◆ Task details
Print every entry word for word, but omit the pictures.

◆ Stored records
--- begin ---

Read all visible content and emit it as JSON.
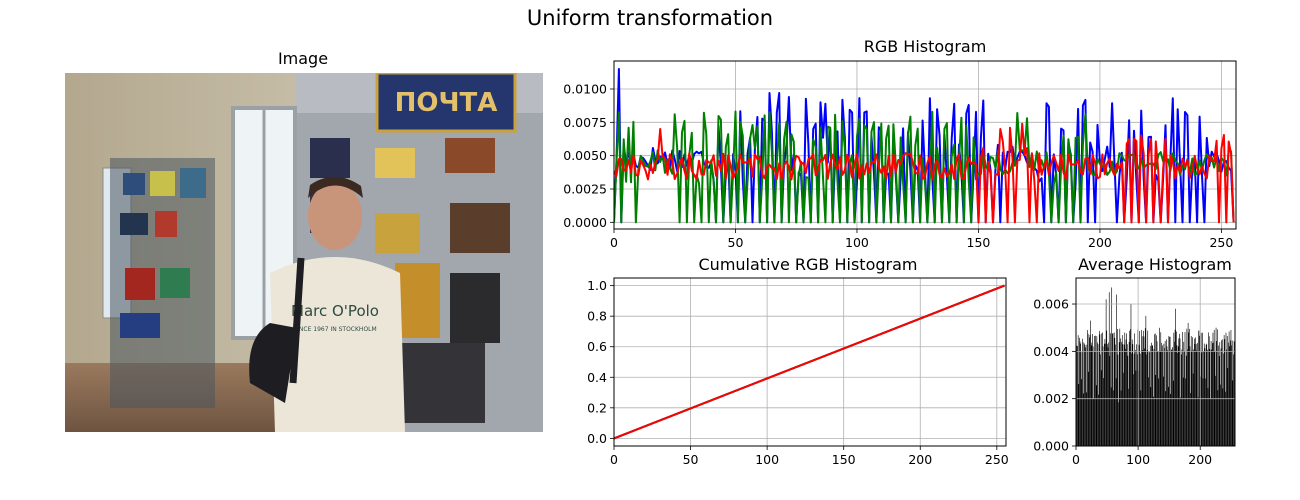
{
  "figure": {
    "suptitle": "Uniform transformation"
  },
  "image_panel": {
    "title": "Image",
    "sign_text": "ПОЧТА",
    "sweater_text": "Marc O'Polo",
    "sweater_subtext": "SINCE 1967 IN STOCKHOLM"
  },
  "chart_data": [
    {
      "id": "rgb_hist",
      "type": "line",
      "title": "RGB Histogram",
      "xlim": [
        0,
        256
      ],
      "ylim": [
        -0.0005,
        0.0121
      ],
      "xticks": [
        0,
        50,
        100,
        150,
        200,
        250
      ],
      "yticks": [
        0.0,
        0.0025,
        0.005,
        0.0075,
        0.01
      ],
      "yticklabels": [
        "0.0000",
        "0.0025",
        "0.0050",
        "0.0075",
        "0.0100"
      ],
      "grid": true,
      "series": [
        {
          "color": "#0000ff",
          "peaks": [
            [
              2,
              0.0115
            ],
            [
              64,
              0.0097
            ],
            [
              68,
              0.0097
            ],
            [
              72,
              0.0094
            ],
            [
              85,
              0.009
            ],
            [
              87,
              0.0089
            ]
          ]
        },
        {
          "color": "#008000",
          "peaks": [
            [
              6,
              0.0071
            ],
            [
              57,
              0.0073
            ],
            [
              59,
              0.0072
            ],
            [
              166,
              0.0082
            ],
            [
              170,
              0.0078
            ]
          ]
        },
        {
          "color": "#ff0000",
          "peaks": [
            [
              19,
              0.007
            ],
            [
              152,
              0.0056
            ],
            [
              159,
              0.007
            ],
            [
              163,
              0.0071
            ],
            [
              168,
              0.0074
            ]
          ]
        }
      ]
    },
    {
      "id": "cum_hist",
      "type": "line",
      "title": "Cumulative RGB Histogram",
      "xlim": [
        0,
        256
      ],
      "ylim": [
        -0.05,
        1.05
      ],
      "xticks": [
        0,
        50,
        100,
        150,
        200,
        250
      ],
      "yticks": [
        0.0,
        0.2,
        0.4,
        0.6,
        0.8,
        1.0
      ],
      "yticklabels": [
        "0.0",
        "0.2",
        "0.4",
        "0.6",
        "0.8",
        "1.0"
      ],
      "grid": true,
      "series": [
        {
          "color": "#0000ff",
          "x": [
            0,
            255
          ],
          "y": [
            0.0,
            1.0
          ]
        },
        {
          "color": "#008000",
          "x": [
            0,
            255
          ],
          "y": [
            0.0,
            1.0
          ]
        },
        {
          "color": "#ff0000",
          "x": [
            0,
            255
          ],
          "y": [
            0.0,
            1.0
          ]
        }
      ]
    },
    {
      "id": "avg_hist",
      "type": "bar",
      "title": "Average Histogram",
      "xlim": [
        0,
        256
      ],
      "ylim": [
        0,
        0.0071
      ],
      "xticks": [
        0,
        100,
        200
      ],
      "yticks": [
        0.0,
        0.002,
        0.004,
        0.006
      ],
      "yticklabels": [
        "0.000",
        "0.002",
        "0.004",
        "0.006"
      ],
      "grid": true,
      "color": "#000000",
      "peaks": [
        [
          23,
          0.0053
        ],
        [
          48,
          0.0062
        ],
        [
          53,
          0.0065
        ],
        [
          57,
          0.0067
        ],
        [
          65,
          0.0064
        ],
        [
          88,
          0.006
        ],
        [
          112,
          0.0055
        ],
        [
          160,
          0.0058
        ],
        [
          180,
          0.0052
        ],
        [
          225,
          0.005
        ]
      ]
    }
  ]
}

--- end ---

◆ Response below
Read all visible content and emit it as JSON.
{
  "figure": {
    "suptitle": "Uniform transformation"
  },
  "image_panel": {
    "title": "Image",
    "sign_text": "ПОЧТА",
    "sweater_text": "Marc O'Polo",
    "sweater_subtext": "SINCE 1967 IN STOCKHOLM"
  },
  "chart_data": [
    {
      "id": "rgb_hist",
      "type": "line",
      "title": "RGB Histogram",
      "xlim": [
        0,
        256
      ],
      "ylim": [
        -0.0005,
        0.0121
      ],
      "xticks": [
        0,
        50,
        100,
        150,
        200,
        250
      ],
      "yticks": [
        0.0,
        0.0025,
        0.005,
        0.0075,
        0.01
      ],
      "yticklabels": [
        "0.0000",
        "0.0025",
        "0.0050",
        "0.0075",
        "0.0100"
      ],
      "grid": true,
      "series": [
        {
          "color": "#0000ff",
          "peaks": [
            [
              2,
              0.0115
            ],
            [
              64,
              0.0097
            ],
            [
              68,
              0.0097
            ],
            [
              72,
              0.0094
            ],
            [
              85,
              0.009
            ],
            [
              87,
              0.0089
            ]
          ]
        },
        {
          "color": "#008000",
          "peaks": [
            [
              6,
              0.0071
            ],
            [
              57,
              0.0073
            ],
            [
              59,
              0.0072
            ],
            [
              166,
              0.0082
            ],
            [
              170,
              0.0078
            ]
          ]
        },
        {
          "color": "#ff0000",
          "peaks": [
            [
              19,
              0.007
            ],
            [
              152,
              0.0056
            ],
            [
              159,
              0.007
            ],
            [
              163,
              0.0071
            ],
            [
              168,
              0.0074
            ]
          ]
        }
      ]
    },
    {
      "id": "cum_hist",
      "type": "line",
      "title": "Cumulative RGB Histogram",
      "xlim": [
        0,
        256
      ],
      "ylim": [
        -0.05,
        1.05
      ],
      "xticks": [
        0,
        50,
        100,
        150,
        200,
        250
      ],
      "yticks": [
        0.0,
        0.2,
        0.4,
        0.6,
        0.8,
        1.0
      ],
      "yticklabels": [
        "0.0",
        "0.2",
        "0.4",
        "0.6",
        "0.8",
        "1.0"
      ],
      "grid": true,
      "series": [
        {
          "color": "#0000ff",
          "x": [
            0,
            255
          ],
          "y": [
            0.0,
            1.0
          ]
        },
        {
          "color": "#008000",
          "x": [
            0,
            255
          ],
          "y": [
            0.0,
            1.0
          ]
        },
        {
          "color": "#ff0000",
          "x": [
            0,
            255
          ],
          "y": [
            0.0,
            1.0
          ]
        }
      ]
    },
    {
      "id": "avg_hist",
      "type": "bar",
      "title": "Average Histogram",
      "xlim": [
        0,
        256
      ],
      "ylim": [
        0,
        0.0071
      ],
      "xticks": [
        0,
        100,
        200
      ],
      "yticks": [
        0.0,
        0.002,
        0.004,
        0.006
      ],
      "yticklabels": [
        "0.000",
        "0.002",
        "0.004",
        "0.006"
      ],
      "grid": true,
      "color": "#000000",
      "peaks": [
        [
          23,
          0.0053
        ],
        [
          48,
          0.0062
        ],
        [
          53,
          0.0065
        ],
        [
          57,
          0.0067
        ],
        [
          65,
          0.0064
        ],
        [
          88,
          0.006
        ],
        [
          112,
          0.0055
        ],
        [
          160,
          0.0058
        ],
        [
          180,
          0.0052
        ],
        [
          225,
          0.005
        ]
      ]
    }
  ]
}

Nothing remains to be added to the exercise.